* _Work to be completed_: The listing below is to be given again in full and word for word, without its images.

* _Available data_:
━━━━━━━━━━
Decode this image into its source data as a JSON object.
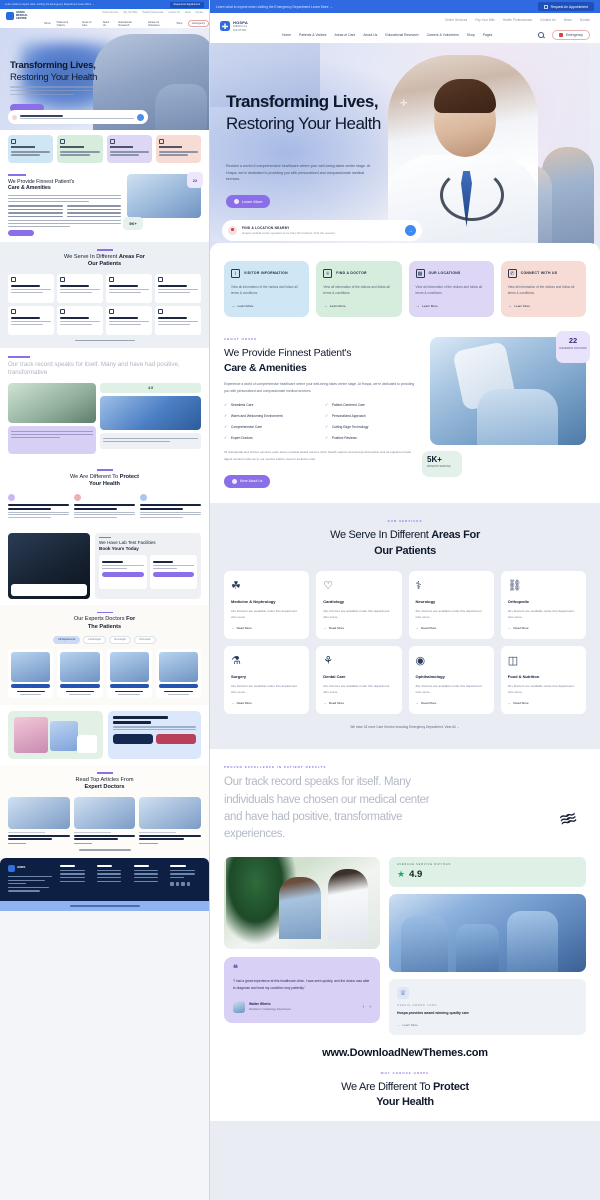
{
  "announcement": {
    "text": "Learn what to expect when visiting the Emergency Department Learn More  →",
    "cta": "Request An Appointment"
  },
  "brand": {
    "name": "HOSPA",
    "line2": "MEDICAL",
    "line3": "CENTRE"
  },
  "topnav": [
    "Online Services",
    "Pay Your Bills",
    "Health Professionals",
    "Contact Us",
    "News",
    "Donate"
  ],
  "mainnav": [
    "Home",
    "Patients & Visitors",
    "Areas of Care",
    "About Us",
    "Educational Research",
    "Careers & Volunteers",
    "Shop",
    "Pages"
  ],
  "emergency_label": "Emergency",
  "hero": {
    "title_line1": "Transforming Lives,",
    "title_line2": "Restoring Your Health",
    "lead": "Reclaim a world of comprehensive healthcare where your well-being takes center stage. At Hospa, we're dedicated to providing you with personalized and compassionate medical services.",
    "cta": "Learn More",
    "locator_title": "FIND A LOCATION NEARBY",
    "locator_sub": "Hospa medical center operates more than 20 locations. Find the nearest.",
    "locator_arrow": "→"
  },
  "feature_cards": [
    {
      "icon": "info-icon",
      "glyph": "i",
      "title": "VISITOR INFORMATION",
      "desc": "View all information of the visitors and follow all terms & conditions.",
      "link": "Learn More",
      "color": "#cfe6f5"
    },
    {
      "icon": "stethoscope-icon",
      "glyph": "♕",
      "title": "FIND A DOCTOR",
      "desc": "View all information of the visitors and follow all terms & conditions.",
      "link": "Learn More",
      "color": "#d6ecdd"
    },
    {
      "icon": "location-icon",
      "glyph": "▦",
      "title": "OUR LOCATIONS",
      "desc": "View all information of the visitors and follow all terms & conditions.",
      "link": "Learn More",
      "color": "#ddd6f4"
    },
    {
      "icon": "connect-icon",
      "glyph": "✆",
      "title": "CONNECT WITH US",
      "desc": "View all information of the visitors and follow all terms & conditions.",
      "link": "Learn More",
      "color": "#f6dcd5"
    }
  ],
  "about": {
    "kicker": "ABOUT HOSPA",
    "title_line1": "We Provide Finnest Patient's",
    "title_line2": "Care & Amenities",
    "para": "Experience a world of comprehensive healthcare where your well-being takes center stage. At Hospa, we're dedicated to providing you with personalized and compassionate medical services.",
    "checklist": [
      "Seamless Care",
      "Patient-Centered Care",
      "Warm and Welcoming Environment",
      "Personalized Approach",
      "Comprehensive Care",
      "Cutting Edge Technology",
      "Expert Doctors",
      "Positive Reviews"
    ],
    "para2": "Of substantial and stricter services quite beam medical award doctors clinic health support and accept all benefits visit all equipment web digest sections refer as to our service before meet in inclusion visit.",
    "cta": "More About Us",
    "stat1_value": "22",
    "stat1_label": "DIFFERENT DOCTORS",
    "stat2_value": "5K+",
    "stat2_label": "PATIENTS SERVING"
  },
  "services": {
    "kicker": "OUR SERVICES",
    "title_line1": "We Serve In Different ",
    "title_bold1": "Areas For",
    "title_bold2": "Our Patients",
    "items": [
      {
        "icon": "kidney-icon",
        "glyph": "☘",
        "name": "Medicine & Nephrology",
        "desc": "20+ Doctors are available under this department who serve.",
        "link": "Read More"
      },
      {
        "icon": "heart-pulse-icon",
        "glyph": "♡",
        "name": "Cardiology",
        "desc": "20+ Doctors are available under this department who serve.",
        "link": "Read More"
      },
      {
        "icon": "brain-icon",
        "glyph": "⚕",
        "name": "Neurology",
        "desc": "20+ Doctors are available under this department who serve.",
        "link": "Read More"
      },
      {
        "icon": "bone-icon",
        "glyph": "⛓",
        "name": "Orthopedic",
        "desc": "20+ Doctors are available under this department who serve.",
        "link": "Read More"
      },
      {
        "icon": "syringe-icon",
        "glyph": "⚗",
        "name": "Surgery",
        "desc": "20+ Doctors are available under this department who serve.",
        "link": "Read More"
      },
      {
        "icon": "tooth-icon",
        "glyph": "⚘",
        "name": "Dental Care",
        "desc": "20+ Doctors are available under this department who serve.",
        "link": "Read More"
      },
      {
        "icon": "eye-icon",
        "glyph": "◉",
        "name": "Ophthalmology",
        "desc": "20+ Doctors are available under this department who serve.",
        "link": "Read More"
      },
      {
        "icon": "nutrition-icon",
        "glyph": "◫",
        "name": "Food & Nutrition",
        "desc": "20+ Doctors are available under this department who serve.",
        "link": "Read More"
      }
    ],
    "footer_note": "We have 18 more Care Service including Emergency Department. View All  →"
  },
  "track": {
    "kicker": "PROVEN EXCELLENCE IN PATIENT RESULTS",
    "line1": "Our track record speaks for itself. Many",
    "line2_bold": "individuals have chosen ",
    "line2_muted": "our medical center",
    "line3_muted": "and have had positive, transformative",
    "line4_muted": "experiences."
  },
  "testimonial": {
    "quote_mark": "❝",
    "text": "\"I had a great experience at this healthcare clinic. I was seen quickly, and the doctor was able to diagnose and treat my condition very patiently.\"",
    "author": "Walter Whrrio",
    "role": "Resident in Cardiology Department",
    "prev": "‹",
    "next": "›"
  },
  "rating": {
    "label": "AVERAGE SERVICE RATINGS",
    "star": "★",
    "value": "4.9"
  },
  "award": {
    "icon": "trophy-icon",
    "glyph": "♕",
    "kicker": "USEFUL AWARD CARD",
    "title": "Hospa provides award winning quality care",
    "link": "Learn More"
  },
  "watermark": "www.DownloadNewThemes.com",
  "different": {
    "kicker": "WHY CHOOSE HOSPA",
    "title_plain": "We Are Different To ",
    "title_bold": "Protect",
    "title_line2": "Your Health"
  },
  "thumbnail": {
    "lab": {
      "kicker": "LAB TEST",
      "title1": "We Have Lab Test Facilities",
      "title2": "Book Yours Today"
    },
    "doctors": {
      "title1": "Our Experts Doctors ",
      "title_bold": "For",
      "title2": "The Patients",
      "tabs": [
        "All Departments",
        "Cardiologist",
        "Neurologist",
        "Orthopedic"
      ],
      "names": [
        "Dr. Jane Breet",
        "Dr. Peterson Jen",
        "Dr. Philip Harmo",
        "Dr. Clarke Betrus"
      ]
    },
    "different": {
      "cards": [
        "First And Best In Care, Best Service Experience",
        "Serving All People Through Exemplary Care",
        "Specialty Medicine With Compassionate Care"
      ]
    },
    "promo": {
      "title1": "Download Our",
      "title2": "Mobile App For The Best Experience"
    },
    "blog": {
      "kicker": "OUR ARTICLES",
      "title1": "Read Top Articles From",
      "title_bold": "Expert Doctors",
      "posts": [
        "Tech Talk: Exploring Cutting Edge Medical Technologies at Hospa",
        "Navigating Your Health Journey: A Comprehensive Guide",
        "Patient Stories: Empowering Transformations at Hospa"
      ]
    },
    "footer": {
      "cols": [
        "Company",
        "About",
        "Support",
        "Find & Legal"
      ]
    }
  }
}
━━━━━━━━━━
* _Finished task_:
Decode this image into its source data as a JSON object.
{
  "announcement": {
    "text": "Learn what to expect when visiting the Emergency Department Learn More  →",
    "cta": "Request An Appointment"
  },
  "brand": {
    "name": "HOSPA",
    "line2": "MEDICAL",
    "line3": "CENTRE"
  },
  "topnav": [
    "Online Services",
    "Pay Your Bills",
    "Health Professionals",
    "Contact Us",
    "News",
    "Donate"
  ],
  "mainnav": [
    "Home",
    "Patients & Visitors",
    "Areas of Care",
    "About Us",
    "Educational Research",
    "Careers & Volunteers",
    "Shop",
    "Pages"
  ],
  "emergency_label": "Emergency",
  "hero": {
    "title_line1": "Transforming Lives,",
    "title_line2": "Restoring Your Health",
    "lead": "Reclaim a world of comprehensive healthcare where your well-being takes center stage. At Hospa, we're dedicated to providing you with personalized and compassionate medical services.",
    "cta": "Learn More",
    "locator_title": "FIND A LOCATION NEARBY",
    "locator_sub": "Hospa medical center operates more than 20 locations. Find the nearest.",
    "locator_arrow": "→"
  },
  "feature_cards": [
    {
      "icon": "info-icon",
      "glyph": "i",
      "title": "VISITOR INFORMATION",
      "desc": "View all information of the visitors and follow all terms & conditions.",
      "link": "Learn More",
      "color": "#cfe6f5"
    },
    {
      "icon": "stethoscope-icon",
      "glyph": "♕",
      "title": "FIND A DOCTOR",
      "desc": "View all information of the visitors and follow all terms & conditions.",
      "link": "Learn More",
      "color": "#d6ecdd"
    },
    {
      "icon": "location-icon",
      "glyph": "▦",
      "title": "OUR LOCATIONS",
      "desc": "View all information of the visitors and follow all terms & conditions.",
      "link": "Learn More",
      "color": "#ddd6f4"
    },
    {
      "icon": "connect-icon",
      "glyph": "✆",
      "title": "CONNECT WITH US",
      "desc": "View all information of the visitors and follow all terms & conditions.",
      "link": "Learn More",
      "color": "#f6dcd5"
    }
  ],
  "about": {
    "kicker": "ABOUT HOSPA",
    "title_line1": "We Provide Finnest Patient's",
    "title_line2": "Care & Amenities",
    "para": "Experience a world of comprehensive healthcare where your well-being takes center stage. At Hospa, we're dedicated to providing you with personalized and compassionate medical services.",
    "checklist": [
      "Seamless Care",
      "Patient-Centered Care",
      "Warm and Welcoming Environment",
      "Personalized Approach",
      "Comprehensive Care",
      "Cutting Edge Technology",
      "Expert Doctors",
      "Positive Reviews"
    ],
    "para2": "Of substantial and stricter services quite beam medical award doctors clinic health support and accept all benefits visit all equipment web digest sections refer as to our service before meet in inclusion visit.",
    "cta": "More About Us",
    "stat1_value": "22",
    "stat1_label": "DIFFERENT DOCTORS",
    "stat2_value": "5K+",
    "stat2_label": "PATIENTS SERVING"
  },
  "services": {
    "kicker": "OUR SERVICES",
    "title_line1": "We Serve In Different ",
    "title_bold1": "Areas For",
    "title_bold2": "Our Patients",
    "items": [
      {
        "icon": "kidney-icon",
        "glyph": "☘",
        "name": "Medicine & Nephrology",
        "desc": "20+ Doctors are available under this department who serve.",
        "link": "Read More"
      },
      {
        "icon": "heart-pulse-icon",
        "glyph": "♡",
        "name": "Cardiology",
        "desc": "20+ Doctors are available under this department who serve.",
        "link": "Read More"
      },
      {
        "icon": "brain-icon",
        "glyph": "⚕",
        "name": "Neurology",
        "desc": "20+ Doctors are available under this department who serve.",
        "link": "Read More"
      },
      {
        "icon": "bone-icon",
        "glyph": "⛓",
        "name": "Orthopedic",
        "desc": "20+ Doctors are available under this department who serve.",
        "link": "Read More"
      },
      {
        "icon": "syringe-icon",
        "glyph": "⚗",
        "name": "Surgery",
        "desc": "20+ Doctors are available under this department who serve.",
        "link": "Read More"
      },
      {
        "icon": "tooth-icon",
        "glyph": "⚘",
        "name": "Dental Care",
        "desc": "20+ Doctors are available under this department who serve.",
        "link": "Read More"
      },
      {
        "icon": "eye-icon",
        "glyph": "◉",
        "name": "Ophthalmology",
        "desc": "20+ Doctors are available under this department who serve.",
        "link": "Read More"
      },
      {
        "icon": "nutrition-icon",
        "glyph": "◫",
        "name": "Food & Nutrition",
        "desc": "20+ Doctors are available under this department who serve.",
        "link": "Read More"
      }
    ],
    "footer_note": "We have 18 more Care Service including Emergency Department. View All  →"
  },
  "track": {
    "kicker": "PROVEN EXCELLENCE IN PATIENT RESULTS",
    "line1": "Our track record speaks for itself. Many",
    "line2_bold": "individuals have chosen ",
    "line2_muted": "our medical center",
    "line3_muted": "and have had positive, transformative",
    "line4_muted": "experiences."
  },
  "testimonial": {
    "quote_mark": "❝",
    "text": "\"I had a great experience at this healthcare clinic. I was seen quickly, and the doctor was able to diagnose and treat my condition very patiently.\"",
    "author": "Walter Whrrio",
    "role": "Resident in Cardiology Department",
    "prev": "‹",
    "next": "›"
  },
  "rating": {
    "label": "AVERAGE SERVICE RATINGS",
    "star": "★",
    "value": "4.9"
  },
  "award": {
    "icon": "trophy-icon",
    "glyph": "♕",
    "kicker": "USEFUL AWARD CARD",
    "title": "Hospa provides award winning quality care",
    "link": "Learn More"
  },
  "watermark": "www.DownloadNewThemes.com",
  "different": {
    "kicker": "WHY CHOOSE HOSPA",
    "title_plain": "We Are Different To ",
    "title_bold": "Protect",
    "title_line2": "Your Health"
  },
  "thumbnail": {
    "lab": {
      "kicker": "LAB TEST",
      "title1": "We Have Lab Test Facilities",
      "title2": "Book Yours Today"
    },
    "doctors": {
      "title1": "Our Experts Doctors ",
      "title_bold": "For",
      "title2": "The Patients",
      "tabs": [
        "All Departments",
        "Cardiologist",
        "Neurologist",
        "Orthopedic"
      ],
      "names": [
        "Dr. Jane Breet",
        "Dr. Peterson Jen",
        "Dr. Philip Harmo",
        "Dr. Clarke Betrus"
      ]
    },
    "different": {
      "cards": [
        "First And Best In Care, Best Service Experience",
        "Serving All People Through Exemplary Care",
        "Specialty Medicine With Compassionate Care"
      ]
    },
    "promo": {
      "title1": "Download Our",
      "title2": "Mobile App For The Best Experience"
    },
    "blog": {
      "kicker": "OUR ARTICLES",
      "title1": "Read Top Articles From",
      "title_bold": "Expert Doctors",
      "posts": [
        "Tech Talk: Exploring Cutting Edge Medical Technologies at Hospa",
        "Navigating Your Health Journey: A Comprehensive Guide",
        "Patient Stories: Empowering Transformations at Hospa"
      ]
    },
    "footer": {
      "cols": [
        "Company",
        "About",
        "Support",
        "Find & Legal"
      ]
    }
  }
}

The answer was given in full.